··· Records to use

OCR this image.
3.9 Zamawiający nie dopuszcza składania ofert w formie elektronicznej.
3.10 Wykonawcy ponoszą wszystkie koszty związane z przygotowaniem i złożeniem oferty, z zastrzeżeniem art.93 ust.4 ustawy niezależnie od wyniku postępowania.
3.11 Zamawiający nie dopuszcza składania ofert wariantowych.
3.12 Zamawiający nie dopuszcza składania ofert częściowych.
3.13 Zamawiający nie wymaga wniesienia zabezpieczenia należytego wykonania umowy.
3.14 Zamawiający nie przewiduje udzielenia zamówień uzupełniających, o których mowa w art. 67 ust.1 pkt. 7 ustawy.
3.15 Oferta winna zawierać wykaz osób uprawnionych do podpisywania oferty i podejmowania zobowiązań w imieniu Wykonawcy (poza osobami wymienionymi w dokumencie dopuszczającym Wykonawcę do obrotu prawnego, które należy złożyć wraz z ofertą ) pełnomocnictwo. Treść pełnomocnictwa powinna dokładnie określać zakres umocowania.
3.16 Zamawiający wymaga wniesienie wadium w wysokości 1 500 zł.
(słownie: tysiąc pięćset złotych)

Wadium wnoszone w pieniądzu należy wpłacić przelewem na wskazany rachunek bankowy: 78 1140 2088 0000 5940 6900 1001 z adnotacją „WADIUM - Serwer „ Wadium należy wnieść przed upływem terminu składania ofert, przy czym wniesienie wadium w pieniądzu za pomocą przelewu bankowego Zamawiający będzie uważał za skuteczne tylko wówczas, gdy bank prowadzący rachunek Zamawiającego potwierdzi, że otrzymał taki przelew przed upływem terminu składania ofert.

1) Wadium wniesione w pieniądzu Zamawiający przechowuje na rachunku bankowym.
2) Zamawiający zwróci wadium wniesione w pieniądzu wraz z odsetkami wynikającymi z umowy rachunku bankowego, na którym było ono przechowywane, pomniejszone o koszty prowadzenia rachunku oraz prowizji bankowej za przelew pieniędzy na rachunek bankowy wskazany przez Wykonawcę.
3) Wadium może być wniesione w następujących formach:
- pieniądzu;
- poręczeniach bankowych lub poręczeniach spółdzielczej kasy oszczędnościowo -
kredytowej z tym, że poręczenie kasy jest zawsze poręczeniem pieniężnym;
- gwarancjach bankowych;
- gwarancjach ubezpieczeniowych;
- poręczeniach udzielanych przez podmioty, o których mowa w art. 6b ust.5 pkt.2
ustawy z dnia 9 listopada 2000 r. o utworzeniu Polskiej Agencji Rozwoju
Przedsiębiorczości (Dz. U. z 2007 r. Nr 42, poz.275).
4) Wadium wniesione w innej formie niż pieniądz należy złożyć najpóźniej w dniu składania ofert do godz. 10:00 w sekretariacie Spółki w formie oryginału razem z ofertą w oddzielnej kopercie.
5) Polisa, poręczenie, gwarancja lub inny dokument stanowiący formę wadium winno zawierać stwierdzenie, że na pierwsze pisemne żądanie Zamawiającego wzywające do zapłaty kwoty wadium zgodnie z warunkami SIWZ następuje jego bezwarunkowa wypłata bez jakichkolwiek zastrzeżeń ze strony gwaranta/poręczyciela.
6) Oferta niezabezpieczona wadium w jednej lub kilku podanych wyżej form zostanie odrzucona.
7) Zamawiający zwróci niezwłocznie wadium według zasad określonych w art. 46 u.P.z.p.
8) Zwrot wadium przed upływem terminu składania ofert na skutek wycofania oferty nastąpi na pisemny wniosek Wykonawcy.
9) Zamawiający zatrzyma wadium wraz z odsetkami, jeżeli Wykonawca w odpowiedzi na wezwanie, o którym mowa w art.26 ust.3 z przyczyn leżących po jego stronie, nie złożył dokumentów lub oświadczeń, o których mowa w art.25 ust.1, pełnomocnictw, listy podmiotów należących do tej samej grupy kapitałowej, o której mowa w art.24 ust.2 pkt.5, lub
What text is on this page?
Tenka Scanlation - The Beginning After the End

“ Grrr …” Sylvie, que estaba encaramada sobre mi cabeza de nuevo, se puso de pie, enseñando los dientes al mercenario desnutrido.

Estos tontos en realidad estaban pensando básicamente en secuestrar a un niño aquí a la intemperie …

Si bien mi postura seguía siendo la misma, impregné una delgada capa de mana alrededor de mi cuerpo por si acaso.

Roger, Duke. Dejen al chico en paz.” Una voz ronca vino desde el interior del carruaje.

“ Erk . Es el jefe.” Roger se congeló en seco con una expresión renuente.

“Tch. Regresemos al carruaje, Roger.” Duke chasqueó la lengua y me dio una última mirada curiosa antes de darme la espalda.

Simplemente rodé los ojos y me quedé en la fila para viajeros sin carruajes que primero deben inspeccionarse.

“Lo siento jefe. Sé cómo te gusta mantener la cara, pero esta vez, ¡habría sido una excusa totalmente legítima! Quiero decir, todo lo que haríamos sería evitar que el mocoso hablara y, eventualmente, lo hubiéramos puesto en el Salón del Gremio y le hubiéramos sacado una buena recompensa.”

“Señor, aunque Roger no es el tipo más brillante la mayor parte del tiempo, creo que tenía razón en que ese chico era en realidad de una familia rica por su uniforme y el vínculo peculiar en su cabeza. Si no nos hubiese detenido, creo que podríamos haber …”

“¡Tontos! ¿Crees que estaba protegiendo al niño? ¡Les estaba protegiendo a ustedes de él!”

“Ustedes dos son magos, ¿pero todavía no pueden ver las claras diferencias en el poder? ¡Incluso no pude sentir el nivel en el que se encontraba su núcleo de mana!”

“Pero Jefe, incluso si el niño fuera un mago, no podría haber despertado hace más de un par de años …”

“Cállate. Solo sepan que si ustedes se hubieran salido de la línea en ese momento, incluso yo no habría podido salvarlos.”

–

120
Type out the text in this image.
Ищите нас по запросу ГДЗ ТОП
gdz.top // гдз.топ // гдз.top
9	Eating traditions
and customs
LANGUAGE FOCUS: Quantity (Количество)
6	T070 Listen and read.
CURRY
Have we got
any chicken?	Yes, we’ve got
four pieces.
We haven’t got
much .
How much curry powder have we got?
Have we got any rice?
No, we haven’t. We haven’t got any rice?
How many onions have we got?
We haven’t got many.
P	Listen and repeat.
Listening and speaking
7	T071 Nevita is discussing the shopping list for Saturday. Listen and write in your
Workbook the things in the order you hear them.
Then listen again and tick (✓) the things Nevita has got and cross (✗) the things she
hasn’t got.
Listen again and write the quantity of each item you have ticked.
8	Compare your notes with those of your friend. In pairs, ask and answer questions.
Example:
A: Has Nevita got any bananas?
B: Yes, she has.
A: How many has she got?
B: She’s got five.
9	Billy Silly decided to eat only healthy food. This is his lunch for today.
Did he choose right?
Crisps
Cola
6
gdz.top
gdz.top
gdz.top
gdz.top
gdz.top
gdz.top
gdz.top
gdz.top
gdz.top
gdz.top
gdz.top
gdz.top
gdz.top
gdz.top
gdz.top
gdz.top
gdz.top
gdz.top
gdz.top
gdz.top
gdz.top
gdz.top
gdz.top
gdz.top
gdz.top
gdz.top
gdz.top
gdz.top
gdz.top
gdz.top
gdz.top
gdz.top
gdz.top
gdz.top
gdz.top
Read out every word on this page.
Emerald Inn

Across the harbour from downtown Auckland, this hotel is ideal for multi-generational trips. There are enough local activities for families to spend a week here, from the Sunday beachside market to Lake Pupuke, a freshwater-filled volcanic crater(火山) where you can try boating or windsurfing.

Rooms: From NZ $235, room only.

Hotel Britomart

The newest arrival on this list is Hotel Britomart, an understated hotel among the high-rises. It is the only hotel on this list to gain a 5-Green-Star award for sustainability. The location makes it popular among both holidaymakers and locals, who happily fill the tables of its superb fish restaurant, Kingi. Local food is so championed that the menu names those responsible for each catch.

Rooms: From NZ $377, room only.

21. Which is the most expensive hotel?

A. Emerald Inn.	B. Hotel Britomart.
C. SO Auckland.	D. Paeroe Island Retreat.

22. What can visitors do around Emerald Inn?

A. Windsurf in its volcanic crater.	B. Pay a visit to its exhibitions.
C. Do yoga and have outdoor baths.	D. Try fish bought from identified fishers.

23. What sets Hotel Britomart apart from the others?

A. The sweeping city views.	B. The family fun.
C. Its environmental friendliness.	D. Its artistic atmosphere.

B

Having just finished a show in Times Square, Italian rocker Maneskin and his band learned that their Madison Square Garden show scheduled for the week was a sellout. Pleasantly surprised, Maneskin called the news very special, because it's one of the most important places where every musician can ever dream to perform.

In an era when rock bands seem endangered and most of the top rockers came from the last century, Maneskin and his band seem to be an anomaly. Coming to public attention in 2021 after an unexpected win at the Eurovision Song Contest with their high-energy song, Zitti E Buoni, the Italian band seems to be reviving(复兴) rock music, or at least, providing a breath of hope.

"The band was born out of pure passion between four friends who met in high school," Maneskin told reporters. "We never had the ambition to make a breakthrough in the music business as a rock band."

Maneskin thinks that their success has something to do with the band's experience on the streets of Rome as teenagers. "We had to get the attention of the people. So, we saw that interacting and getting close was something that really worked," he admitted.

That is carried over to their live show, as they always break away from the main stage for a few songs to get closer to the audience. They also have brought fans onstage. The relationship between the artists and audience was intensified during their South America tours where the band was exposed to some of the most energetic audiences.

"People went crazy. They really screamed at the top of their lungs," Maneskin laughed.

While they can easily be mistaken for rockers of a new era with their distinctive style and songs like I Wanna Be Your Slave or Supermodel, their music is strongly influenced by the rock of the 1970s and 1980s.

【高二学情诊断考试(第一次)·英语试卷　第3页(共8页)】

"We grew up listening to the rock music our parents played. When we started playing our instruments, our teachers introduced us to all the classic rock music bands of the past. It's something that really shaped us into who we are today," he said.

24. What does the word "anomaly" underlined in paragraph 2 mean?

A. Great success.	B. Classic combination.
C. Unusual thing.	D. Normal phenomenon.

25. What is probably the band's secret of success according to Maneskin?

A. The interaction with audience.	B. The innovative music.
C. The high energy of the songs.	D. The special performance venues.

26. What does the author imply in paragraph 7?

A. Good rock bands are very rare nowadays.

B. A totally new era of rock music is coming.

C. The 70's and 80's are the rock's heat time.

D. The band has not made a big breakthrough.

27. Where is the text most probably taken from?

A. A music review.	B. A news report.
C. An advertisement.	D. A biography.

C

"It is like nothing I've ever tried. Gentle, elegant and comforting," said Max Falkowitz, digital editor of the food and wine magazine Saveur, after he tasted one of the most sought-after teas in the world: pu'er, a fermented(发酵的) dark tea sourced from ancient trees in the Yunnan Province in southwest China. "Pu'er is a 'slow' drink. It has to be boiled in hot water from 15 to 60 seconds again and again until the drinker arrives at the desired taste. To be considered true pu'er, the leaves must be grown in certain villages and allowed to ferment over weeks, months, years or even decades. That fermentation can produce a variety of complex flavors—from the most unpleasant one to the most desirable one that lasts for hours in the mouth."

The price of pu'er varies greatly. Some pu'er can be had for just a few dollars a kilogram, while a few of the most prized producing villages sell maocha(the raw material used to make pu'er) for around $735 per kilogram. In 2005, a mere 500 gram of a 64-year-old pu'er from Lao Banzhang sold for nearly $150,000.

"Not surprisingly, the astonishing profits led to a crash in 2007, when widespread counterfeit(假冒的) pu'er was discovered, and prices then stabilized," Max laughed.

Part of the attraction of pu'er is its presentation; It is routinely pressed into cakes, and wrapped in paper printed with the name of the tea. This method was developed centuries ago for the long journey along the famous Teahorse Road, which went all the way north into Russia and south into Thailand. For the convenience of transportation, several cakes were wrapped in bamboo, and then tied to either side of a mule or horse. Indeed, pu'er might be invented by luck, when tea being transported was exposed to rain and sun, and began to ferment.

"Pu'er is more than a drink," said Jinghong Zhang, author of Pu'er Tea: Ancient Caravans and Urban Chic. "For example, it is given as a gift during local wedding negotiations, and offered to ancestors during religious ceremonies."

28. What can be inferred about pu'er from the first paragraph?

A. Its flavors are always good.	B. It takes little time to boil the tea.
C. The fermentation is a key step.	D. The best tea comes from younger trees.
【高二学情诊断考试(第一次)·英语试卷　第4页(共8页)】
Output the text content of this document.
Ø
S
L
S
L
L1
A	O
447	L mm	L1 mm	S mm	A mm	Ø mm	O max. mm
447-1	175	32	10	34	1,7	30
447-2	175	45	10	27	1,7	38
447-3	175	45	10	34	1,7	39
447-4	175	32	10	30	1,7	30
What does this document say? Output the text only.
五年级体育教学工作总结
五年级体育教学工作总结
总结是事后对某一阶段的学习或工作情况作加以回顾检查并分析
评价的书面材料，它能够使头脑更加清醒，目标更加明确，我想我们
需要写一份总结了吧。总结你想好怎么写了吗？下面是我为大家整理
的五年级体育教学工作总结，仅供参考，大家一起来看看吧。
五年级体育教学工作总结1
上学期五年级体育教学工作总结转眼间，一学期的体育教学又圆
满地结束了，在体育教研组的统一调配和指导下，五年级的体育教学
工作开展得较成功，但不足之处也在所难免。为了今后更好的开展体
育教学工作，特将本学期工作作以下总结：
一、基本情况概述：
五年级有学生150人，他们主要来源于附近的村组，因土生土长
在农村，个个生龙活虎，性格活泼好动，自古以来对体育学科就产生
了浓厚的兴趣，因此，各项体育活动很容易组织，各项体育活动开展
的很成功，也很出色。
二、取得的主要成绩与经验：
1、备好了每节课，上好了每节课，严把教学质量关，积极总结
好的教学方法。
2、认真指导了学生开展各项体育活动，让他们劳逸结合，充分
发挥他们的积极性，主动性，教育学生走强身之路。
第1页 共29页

······

Only the lines from the one containing "What does this" to the end of the listing belong in the output, each reproduced exactly.

§ **The output**
What does this document say? Output the text only.
五年级体育教学工作总结
五年级体育教学工作总结
总结是事后对某一阶段的学习或工作情况作加以回顾检查并分析
评价的书面材料，它能够使头脑更加清醒，目标更加明确，我想我们
需要写一份总结了吧。总结你想好怎么写了吗？下面是我为大家整理
的五年级体育教学工作总结，仅供参考，大家一起来看看吧。
五年级体育教学工作总结1
上学期五年级体育教学工作总结转眼间，一学期的体育教学又圆
满地结束了，在体育教研组的统一调配和指导下，五年级的体育教学
工作开展得较成功，但不足之处也在所难免。为了今后更好的开展体
育教学工作，特将本学期工作作以下总结：
一、基本情况概述：
五年级有学生150人，他们主要来源于附近的村组，因土生土长
在农村，个个生龙活虎，性格活泼好动，自古以来对体育学科就产生
了浓厚的兴趣，因此，各项体育活动很容易组织，各项体育活动开展
的很成功，也很出色。
二、取得的主要成绩与经验：
1、备好了每节课，上好了每节课，严把教学质量关，积极总结
好的教学方法。
2、认真指导了学生开展各项体育活动，让他们劳逸结合，充分
发挥他们的积极性，主动性，教育学生走强身之路。
第1页 共29页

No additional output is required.